[Data entries]
START

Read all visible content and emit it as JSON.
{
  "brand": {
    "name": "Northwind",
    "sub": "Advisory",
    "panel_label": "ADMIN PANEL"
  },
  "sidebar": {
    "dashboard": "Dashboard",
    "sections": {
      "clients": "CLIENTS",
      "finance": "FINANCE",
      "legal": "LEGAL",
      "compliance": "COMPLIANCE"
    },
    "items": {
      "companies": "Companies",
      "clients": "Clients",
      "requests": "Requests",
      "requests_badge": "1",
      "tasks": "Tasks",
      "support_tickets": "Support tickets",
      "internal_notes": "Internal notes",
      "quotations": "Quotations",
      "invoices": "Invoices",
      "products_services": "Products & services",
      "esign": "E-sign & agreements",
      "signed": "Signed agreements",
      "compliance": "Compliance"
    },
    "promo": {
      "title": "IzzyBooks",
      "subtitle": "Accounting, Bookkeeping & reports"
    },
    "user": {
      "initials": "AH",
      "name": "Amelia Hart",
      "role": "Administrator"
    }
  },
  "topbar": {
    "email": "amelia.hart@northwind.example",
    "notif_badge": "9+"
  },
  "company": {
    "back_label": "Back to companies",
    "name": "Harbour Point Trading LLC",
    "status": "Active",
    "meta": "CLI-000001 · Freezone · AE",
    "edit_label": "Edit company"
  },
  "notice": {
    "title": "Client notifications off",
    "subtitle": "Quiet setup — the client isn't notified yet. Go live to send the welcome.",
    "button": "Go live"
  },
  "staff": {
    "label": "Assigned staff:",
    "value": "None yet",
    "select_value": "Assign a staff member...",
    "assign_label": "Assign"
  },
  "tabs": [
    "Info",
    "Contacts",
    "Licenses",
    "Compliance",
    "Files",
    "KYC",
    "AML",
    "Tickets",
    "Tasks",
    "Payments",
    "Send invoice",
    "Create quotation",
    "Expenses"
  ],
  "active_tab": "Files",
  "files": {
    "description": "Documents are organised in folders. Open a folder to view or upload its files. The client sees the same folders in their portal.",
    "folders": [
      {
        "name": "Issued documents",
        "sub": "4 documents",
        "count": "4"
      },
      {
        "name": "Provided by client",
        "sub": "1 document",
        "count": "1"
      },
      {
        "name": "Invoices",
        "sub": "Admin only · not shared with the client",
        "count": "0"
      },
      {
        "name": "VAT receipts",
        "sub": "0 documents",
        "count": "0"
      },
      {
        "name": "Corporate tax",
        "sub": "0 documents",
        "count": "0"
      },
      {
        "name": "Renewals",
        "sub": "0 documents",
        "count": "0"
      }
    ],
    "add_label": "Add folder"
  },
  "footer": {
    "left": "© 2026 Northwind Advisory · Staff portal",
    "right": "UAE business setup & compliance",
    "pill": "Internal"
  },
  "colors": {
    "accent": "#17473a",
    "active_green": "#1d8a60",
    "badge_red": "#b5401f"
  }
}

END

(Short exercise)
Copy every record exactly as presented.

(Result of the task)
Read all visible content and emit it as JSON.
{
  "brand": {
    "name": "Northwind",
    "sub": "Advisory",
    "panel_label": "ADMIN PANEL"
  },
  "sidebar": {
    "dashboard": "Dashboard",
    "sections": {
      "clients": "CLIENTS",
      "finance": "FINANCE",
      "legal": "LEGAL",
      "compliance": "COMPLIANCE"
    },
    "items": {
      "companies": "Companies",
      "clients": "Clients",
      "requests": "Requests",
      "requests_badge": "1",
      "tasks": "Tasks",
      "support_tickets": "Support tickets",
      "internal_notes": "Internal notes",
      "quotations": "Quotations",
      "invoices": "Invoices",
      "products_services": "Products & services",
      "esign": "E-sign & agreements",
      "signed": "Signed agreements",
      "compliance": "Compliance"
    },
    "promo": {
      "title": "IzzyBooks",
      "subtitle": "Accounting, Bookkeeping & reports"
    },
    "user": {
      "initials": "AH",
      "name": "Amelia Hart",
      "role": "Administrator"
    }
  },
  "topbar": {
    "email": "amelia.hart@northwind.example",
    "notif_badge": "9+"
  },
  "company": {
    "back_label": "Back to companies",
    "name": "Harbour Point Trading LLC",
    "status": "Active",
    "meta": "CLI-000001 · Freezone · AE",
    "edit_label": "Edit company"
  },
  "notice": {
    "title": "Client notifications off",
    "subtitle": "Quiet setup — the client isn't notified yet. Go live to send the welcome.",
    "button": "Go live"
  },
  "staff": {
    "label": "Assigned staff:",
    "value": "None yet",
    "select_value": "Assign a staff member...",
    "assign_label": "Assign"
  },
  "tabs": [
    "Info",
    "Contacts",
    "Licenses",
    "Compliance",
    "Files",
    "KYC",
    "AML",
    "Tickets",
    "Tasks",
    "Payments",
    "Send invoice",
    "Create quotation",
    "Expenses"
  ],
  "active_tab": "Files",
  "files": {
    "description": "Documents are organised in folders. Open a folder to view or upload its files. The client sees the same folders in their portal.",
    "folders": [
      {
        "name": "Issued documents",
        "sub": "4 documents",
        "count": "4"
      },
      {
        "name": "Provided by client",
        "sub": "1 document",
        "count": "1"
      },
      {
        "name": "Invoices",
        "sub": "Admin only · not shared with the client",
        "count": "0"
      },
      {
        "name": "VAT receipts",
        "sub": "0 documents",
        "count": "0"
      },
      {
        "name": "Corporate tax",
        "sub": "0 documents",
        "count": "0"
      },
      {
        "name": "Renewals",
        "sub": "0 documents",
        "count": "0"
      }
    ],
    "add_label": "Add folder"
  },
  "footer": {
    "left": "© 2026 Northwind Advisory · Staff portal",
    "right": "UAE business setup & compliance",
    "pill": "Internal"
  },
  "colors": {
    "accent": "#17473a",
    "active_green": "#1d8a60",
    "badge_red": "#b5401f"
  }
}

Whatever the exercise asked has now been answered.